THE DATA:
-*-*-

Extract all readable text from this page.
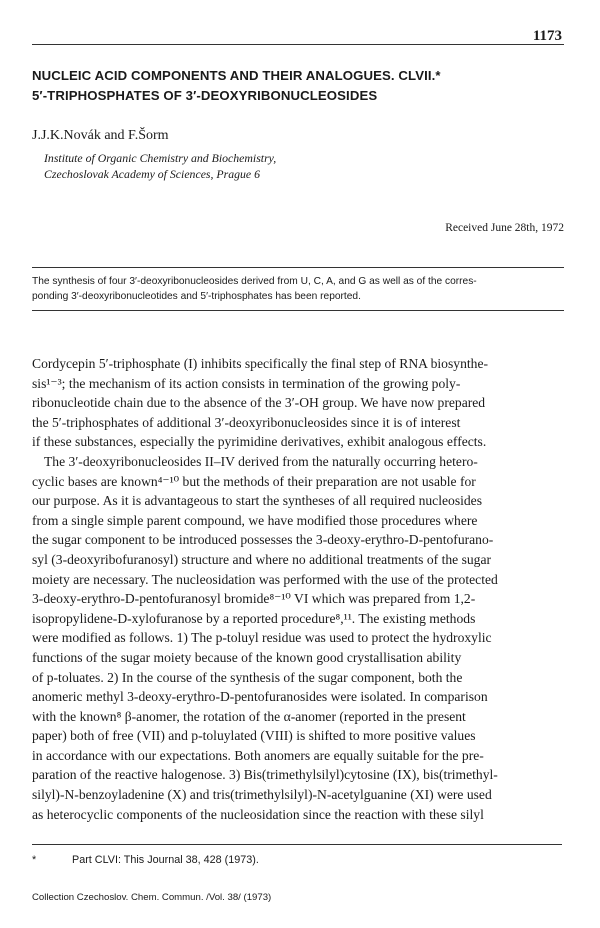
1173
NUCLEIC ACID COMPONENTS AND THEIR ANALOGUES. CLVII.*
5′-TRIPHOSPHATES OF 3′-DEOXYRIBONUCLEOSIDES
J.J.K.Novák and F.Šorm
Institute of Organic Chemistry and Biochemistry,
Czechoslovak Academy of Sciences, Prague 6
Received June 28th, 1972
The synthesis of four 3′-deoxyribonucleosides derived from U, C, A, and G as well as of the corres-
ponding 3′-deoxyribonucleotides and 5′-triphosphates has been reported.
Cordycepin 5′-triphosphate (I) inhibits specifically the final step of RNA biosynthe-
sis¹⁻³; the mechanism of its action consists in termination of the growing poly-
ribonucleotide chain due to the absence of the 3′-OH group. We have now prepared
the 5′-triphosphates of additional 3′-deoxyribonucleosides since it is of interest
if these substances, especially the pyrimidine derivatives, exhibit analogous effects.
The 3′-deoxyribonucleosides II–IV derived from the naturally occurring hetero-
cyclic bases are known⁴⁻¹⁰ but the methods of their preparation are not usable for
our purpose. As it is advantageous to start the syntheses of all required nucleosides
from a single simple parent compound, we have modified those procedures where
the sugar component to be introduced possesses the 3-deoxy-erythro-D-pentofurano-
syl (3-deoxyribofuranosyl) structure and where no additional treatments of the sugar
moiety are necessary. The nucleosidation was performed with the use of the protected
3-deoxy-erythro-D-pentofuranosyl bromide⁸⁻¹⁰ VI which was prepared from 1,2-
isopropylidene-D-xylofuranose by a reported procedure⁸,¹¹. The existing methods
were modified as follows. 1) The p-toluyl residue was used to protect the hydroxylic
functions of the sugar moiety because of the known good crystallisation ability
of p-toluates. 2) In the course of the synthesis of the sugar component, both the
anomeric methyl 3-deoxy-erythro-D-pentofuranosides were isolated. In comparison
with the known⁸ β-anomer, the rotation of the α-anomer (reported in the present
paper) both of free (VII) and p-toluylated (VIII) is shifted to more positive values
in accordance with our expectations. Both anomers are equally suitable for the pre-
paration of the reactive halogenose. 3) Bis(trimethylsilyl)cytosine (IX), bis(trimethyl-
silyl)-N-benzoyladenine (X) and tris(trimethylsilyl)-N-acetylguanine (XI) were used
as heterocyclic components of the nucleosidation since the reaction with these silyl
*	Part CLVI: This Journal 38, 428 (1973).
Collection Czechoslov. Chem. Commun. /Vol. 38/ (1973)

-*-*-

GIVEN TASK: Your task is an exact transcription of all the data, minus the pictures.

FINAL ANSWER:
Extract all readable text from this page.
1173
NUCLEIC ACID COMPONENTS AND THEIR ANALOGUES. CLVII.*
5′-TRIPHOSPHATES OF 3′-DEOXYRIBONUCLEOSIDES
J.J.K.Novák and F.Šorm
Institute of Organic Chemistry and Biochemistry,
Czechoslovak Academy of Sciences, Prague 6
Received June 28th, 1972
The synthesis of four 3′-deoxyribonucleosides derived from U, C, A, and G as well as of the corres-
ponding 3′-deoxyribonucleotides and 5′-triphosphates has been reported.
Cordycepin 5′-triphosphate (I) inhibits specifically the final step of RNA biosynthe-
sis¹⁻³; the mechanism of its action consists in termination of the growing poly-
ribonucleotide chain due to the absence of the 3′-OH group. We have now prepared
the 5′-triphosphates of additional 3′-deoxyribonucleosides since it is of interest
if these substances, especially the pyrimidine derivatives, exhibit analogous effects.
The 3′-deoxyribonucleosides II–IV derived from the naturally occurring hetero-
cyclic bases are known⁴⁻¹⁰ but the methods of their preparation are not usable for
our purpose. As it is advantageous to start the syntheses of all required nucleosides
from a single simple parent compound, we have modified those procedures where
the sugar component to be introduced possesses the 3-deoxy-erythro-D-pentofurano-
syl (3-deoxyribofuranosyl) structure and where no additional treatments of the sugar
moiety are necessary. The nucleosidation was performed with the use of the protected
3-deoxy-erythro-D-pentofuranosyl bromide⁸⁻¹⁰ VI which was prepared from 1,2-
isopropylidene-D-xylofuranose by a reported procedure⁸,¹¹. The existing methods
were modified as follows. 1) The p-toluyl residue was used to protect the hydroxylic
functions of the sugar moiety because of the known good crystallisation ability
of p-toluates. 2) In the course of the synthesis of the sugar component, both the
anomeric methyl 3-deoxy-erythro-D-pentofuranosides were isolated. In comparison
with the known⁸ β-anomer, the rotation of the α-anomer (reported in the present
paper) both of free (VII) and p-toluylated (VIII) is shifted to more positive values
in accordance with our expectations. Both anomers are equally suitable for the pre-
paration of the reactive halogenose. 3) Bis(trimethylsilyl)cytosine (IX), bis(trimethyl-
silyl)-N-benzoyladenine (X) and tris(trimethylsilyl)-N-acetylguanine (XI) were used
as heterocyclic components of the nucleosidation since the reaction with these silyl
*	Part CLVI: This Journal 38, 428 (1973).
Collection Czechoslov. Chem. Commun. /Vol. 38/ (1973)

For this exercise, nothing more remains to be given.